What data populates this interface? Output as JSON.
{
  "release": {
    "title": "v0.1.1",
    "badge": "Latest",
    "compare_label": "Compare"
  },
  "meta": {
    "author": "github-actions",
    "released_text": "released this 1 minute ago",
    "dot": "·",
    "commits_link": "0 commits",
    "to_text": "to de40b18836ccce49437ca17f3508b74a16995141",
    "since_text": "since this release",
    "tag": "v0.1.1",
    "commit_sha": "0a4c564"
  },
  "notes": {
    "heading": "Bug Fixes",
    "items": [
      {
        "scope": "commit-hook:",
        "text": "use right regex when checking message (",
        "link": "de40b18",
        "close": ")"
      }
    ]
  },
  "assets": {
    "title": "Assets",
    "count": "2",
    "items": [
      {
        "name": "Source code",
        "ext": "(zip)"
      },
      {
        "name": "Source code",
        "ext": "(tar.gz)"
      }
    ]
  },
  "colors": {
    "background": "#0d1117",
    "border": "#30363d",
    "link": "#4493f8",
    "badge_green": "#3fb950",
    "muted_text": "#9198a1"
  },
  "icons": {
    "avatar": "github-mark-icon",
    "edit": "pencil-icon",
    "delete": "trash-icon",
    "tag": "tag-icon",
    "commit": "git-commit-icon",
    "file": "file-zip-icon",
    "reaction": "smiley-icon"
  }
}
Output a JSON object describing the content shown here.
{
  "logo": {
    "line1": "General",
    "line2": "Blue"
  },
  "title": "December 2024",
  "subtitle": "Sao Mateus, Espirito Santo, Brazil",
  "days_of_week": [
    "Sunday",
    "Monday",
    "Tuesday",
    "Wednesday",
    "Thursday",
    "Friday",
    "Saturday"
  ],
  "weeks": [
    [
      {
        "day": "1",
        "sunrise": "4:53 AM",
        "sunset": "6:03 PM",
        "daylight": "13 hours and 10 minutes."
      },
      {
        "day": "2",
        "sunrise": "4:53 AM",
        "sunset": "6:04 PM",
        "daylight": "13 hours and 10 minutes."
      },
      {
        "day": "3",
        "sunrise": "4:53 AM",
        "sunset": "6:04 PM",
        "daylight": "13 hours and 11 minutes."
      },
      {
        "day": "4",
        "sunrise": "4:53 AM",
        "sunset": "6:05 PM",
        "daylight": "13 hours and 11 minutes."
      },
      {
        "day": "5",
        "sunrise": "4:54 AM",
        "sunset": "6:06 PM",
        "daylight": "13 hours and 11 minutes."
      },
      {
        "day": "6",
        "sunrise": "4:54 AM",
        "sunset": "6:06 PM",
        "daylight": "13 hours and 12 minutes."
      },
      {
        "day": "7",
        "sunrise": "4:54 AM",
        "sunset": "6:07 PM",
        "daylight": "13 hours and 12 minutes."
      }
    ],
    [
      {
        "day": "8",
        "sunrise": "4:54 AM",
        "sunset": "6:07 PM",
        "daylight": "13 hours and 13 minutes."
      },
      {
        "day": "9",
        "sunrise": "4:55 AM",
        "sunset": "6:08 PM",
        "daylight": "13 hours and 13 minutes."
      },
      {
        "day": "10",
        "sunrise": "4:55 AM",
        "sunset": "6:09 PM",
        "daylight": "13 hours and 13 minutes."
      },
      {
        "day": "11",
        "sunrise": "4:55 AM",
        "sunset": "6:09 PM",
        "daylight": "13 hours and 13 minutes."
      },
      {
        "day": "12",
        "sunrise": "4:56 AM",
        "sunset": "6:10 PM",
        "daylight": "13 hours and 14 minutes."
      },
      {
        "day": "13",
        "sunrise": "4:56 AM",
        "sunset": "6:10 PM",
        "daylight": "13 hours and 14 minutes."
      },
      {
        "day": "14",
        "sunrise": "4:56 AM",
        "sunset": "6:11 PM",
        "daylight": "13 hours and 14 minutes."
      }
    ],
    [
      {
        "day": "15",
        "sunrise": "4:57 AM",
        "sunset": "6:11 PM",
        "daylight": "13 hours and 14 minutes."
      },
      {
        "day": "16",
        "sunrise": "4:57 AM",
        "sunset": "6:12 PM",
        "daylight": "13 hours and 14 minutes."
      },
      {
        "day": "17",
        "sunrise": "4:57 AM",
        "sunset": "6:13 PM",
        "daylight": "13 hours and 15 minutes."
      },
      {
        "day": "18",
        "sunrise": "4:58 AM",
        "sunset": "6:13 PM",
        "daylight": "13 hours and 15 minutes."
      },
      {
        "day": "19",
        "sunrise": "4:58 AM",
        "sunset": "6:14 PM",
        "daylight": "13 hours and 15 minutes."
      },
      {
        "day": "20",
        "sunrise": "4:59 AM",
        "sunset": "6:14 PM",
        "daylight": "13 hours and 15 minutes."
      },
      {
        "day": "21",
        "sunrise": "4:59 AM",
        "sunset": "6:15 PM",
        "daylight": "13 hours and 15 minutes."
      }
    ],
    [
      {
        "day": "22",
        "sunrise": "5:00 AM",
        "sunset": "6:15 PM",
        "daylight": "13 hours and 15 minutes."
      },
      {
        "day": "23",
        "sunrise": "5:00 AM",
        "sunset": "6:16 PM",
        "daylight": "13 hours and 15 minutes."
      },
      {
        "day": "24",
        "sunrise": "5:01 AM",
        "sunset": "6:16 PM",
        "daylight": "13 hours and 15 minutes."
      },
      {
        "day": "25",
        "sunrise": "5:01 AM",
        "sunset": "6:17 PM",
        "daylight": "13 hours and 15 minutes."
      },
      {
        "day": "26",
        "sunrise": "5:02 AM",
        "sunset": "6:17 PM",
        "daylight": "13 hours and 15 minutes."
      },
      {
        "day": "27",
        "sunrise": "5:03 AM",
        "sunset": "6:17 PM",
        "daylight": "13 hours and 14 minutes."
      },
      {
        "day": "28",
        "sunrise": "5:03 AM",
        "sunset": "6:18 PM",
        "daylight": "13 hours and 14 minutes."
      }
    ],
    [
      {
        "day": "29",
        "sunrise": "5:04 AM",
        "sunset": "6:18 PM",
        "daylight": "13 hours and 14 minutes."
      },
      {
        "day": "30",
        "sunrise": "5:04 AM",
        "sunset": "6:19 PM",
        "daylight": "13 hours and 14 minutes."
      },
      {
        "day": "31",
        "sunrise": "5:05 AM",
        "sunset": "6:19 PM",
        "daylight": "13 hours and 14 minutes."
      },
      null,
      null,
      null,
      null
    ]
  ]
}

§

Take every line from the data above that holds "JSON" and copy it out.

What data populates this interface? Output as JSON.
Output a JSON object describing the content shown here.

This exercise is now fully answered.